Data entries
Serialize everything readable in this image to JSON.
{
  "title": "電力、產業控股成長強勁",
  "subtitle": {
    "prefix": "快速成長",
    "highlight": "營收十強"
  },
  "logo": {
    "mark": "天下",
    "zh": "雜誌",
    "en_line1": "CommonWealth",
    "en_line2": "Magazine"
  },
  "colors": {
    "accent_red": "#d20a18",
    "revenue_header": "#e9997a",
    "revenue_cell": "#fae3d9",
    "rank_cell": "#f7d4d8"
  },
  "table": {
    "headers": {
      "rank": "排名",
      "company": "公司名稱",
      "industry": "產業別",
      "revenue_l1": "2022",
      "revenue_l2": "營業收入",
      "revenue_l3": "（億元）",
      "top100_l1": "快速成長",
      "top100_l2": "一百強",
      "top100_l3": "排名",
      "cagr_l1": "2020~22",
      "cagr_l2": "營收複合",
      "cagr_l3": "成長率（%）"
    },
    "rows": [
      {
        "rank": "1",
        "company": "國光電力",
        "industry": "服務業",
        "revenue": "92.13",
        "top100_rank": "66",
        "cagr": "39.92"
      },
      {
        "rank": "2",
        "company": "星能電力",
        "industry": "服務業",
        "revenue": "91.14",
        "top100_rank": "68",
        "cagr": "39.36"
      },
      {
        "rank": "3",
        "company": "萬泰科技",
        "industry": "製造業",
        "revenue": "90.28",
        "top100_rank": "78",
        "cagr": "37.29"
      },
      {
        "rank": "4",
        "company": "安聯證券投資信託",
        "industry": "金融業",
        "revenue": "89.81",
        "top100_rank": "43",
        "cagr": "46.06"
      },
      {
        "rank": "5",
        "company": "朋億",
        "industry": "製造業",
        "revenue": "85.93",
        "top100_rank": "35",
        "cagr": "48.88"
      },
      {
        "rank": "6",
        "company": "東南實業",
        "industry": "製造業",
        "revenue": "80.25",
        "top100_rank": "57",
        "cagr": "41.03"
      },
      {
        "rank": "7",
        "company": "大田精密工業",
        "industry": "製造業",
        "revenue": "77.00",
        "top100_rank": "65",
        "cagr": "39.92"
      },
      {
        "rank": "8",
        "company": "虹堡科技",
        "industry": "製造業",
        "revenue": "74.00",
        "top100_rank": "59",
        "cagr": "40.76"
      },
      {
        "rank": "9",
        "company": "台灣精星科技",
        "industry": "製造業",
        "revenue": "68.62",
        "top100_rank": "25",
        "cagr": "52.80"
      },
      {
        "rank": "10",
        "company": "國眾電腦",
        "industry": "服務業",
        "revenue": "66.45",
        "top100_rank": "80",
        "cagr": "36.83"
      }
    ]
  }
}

[EXERCISE AIM] Every entry needs to be retyped exactly.

[EXERCISE SOLUTION]
Serialize everything readable in this image to JSON.
{
  "title": "電力、產業控股成長強勁",
  "subtitle": {
    "prefix": "快速成長",
    "highlight": "營收十強"
  },
  "logo": {
    "mark": "天下",
    "zh": "雜誌",
    "en_line1": "CommonWealth",
    "en_line2": "Magazine"
  },
  "colors": {
    "accent_red": "#d20a18",
    "revenue_header": "#e9997a",
    "revenue_cell": "#fae3d9",
    "rank_cell": "#f7d4d8"
  },
  "table": {
    "headers": {
      "rank": "排名",
      "company": "公司名稱",
      "industry": "產業別",
      "revenue_l1": "2022",
      "revenue_l2": "營業收入",
      "revenue_l3": "（億元）",
      "top100_l1": "快速成長",
      "top100_l2": "一百強",
      "top100_l3": "排名",
      "cagr_l1": "2020~22",
      "cagr_l2": "營收複合",
      "cagr_l3": "成長率（%）"
    },
    "rows": [
      {
        "rank": "1",
        "company": "國光電力",
        "industry": "服務業",
        "revenue": "92.13",
        "top100_rank": "66",
        "cagr": "39.92"
      },
      {
        "rank": "2",
        "company": "星能電力",
        "industry": "服務業",
        "revenue": "91.14",
        "top100_rank": "68",
        "cagr": "39.36"
      },
      {
        "rank": "3",
        "company": "萬泰科技",
        "industry": "製造業",
        "revenue": "90.28",
        "top100_rank": "78",
        "cagr": "37.29"
      },
      {
        "rank": "4",
        "company": "安聯證券投資信託",
        "industry": "金融業",
        "revenue": "89.81",
        "top100_rank": "43",
        "cagr": "46.06"
      },
      {
        "rank": "5",
        "company": "朋億",
        "industry": "製造業",
        "revenue": "85.93",
        "top100_rank": "35",
        "cagr": "48.88"
      },
      {
        "rank": "6",
        "company": "東南實業",
        "industry": "製造業",
        "revenue": "80.25",
        "top100_rank": "57",
        "cagr": "41.03"
      },
      {
        "rank": "7",
        "company": "大田精密工業",
        "industry": "製造業",
        "revenue": "77.00",
        "top100_rank": "65",
        "cagr": "39.92"
      },
      {
        "rank": "8",
        "company": "虹堡科技",
        "industry": "製造業",
        "revenue": "74.00",
        "top100_rank": "59",
        "cagr": "40.76"
      },
      {
        "rank": "9",
        "company": "台灣精星科技",
        "industry": "製造業",
        "revenue": "68.62",
        "top100_rank": "25",
        "cagr": "52.80"
      },
      {
        "rank": "10",
        "company": "國眾電腦",
        "industry": "服務業",
        "revenue": "66.45",
        "top100_rank": "80",
        "cagr": "36.83"
      }
    ]
  }
}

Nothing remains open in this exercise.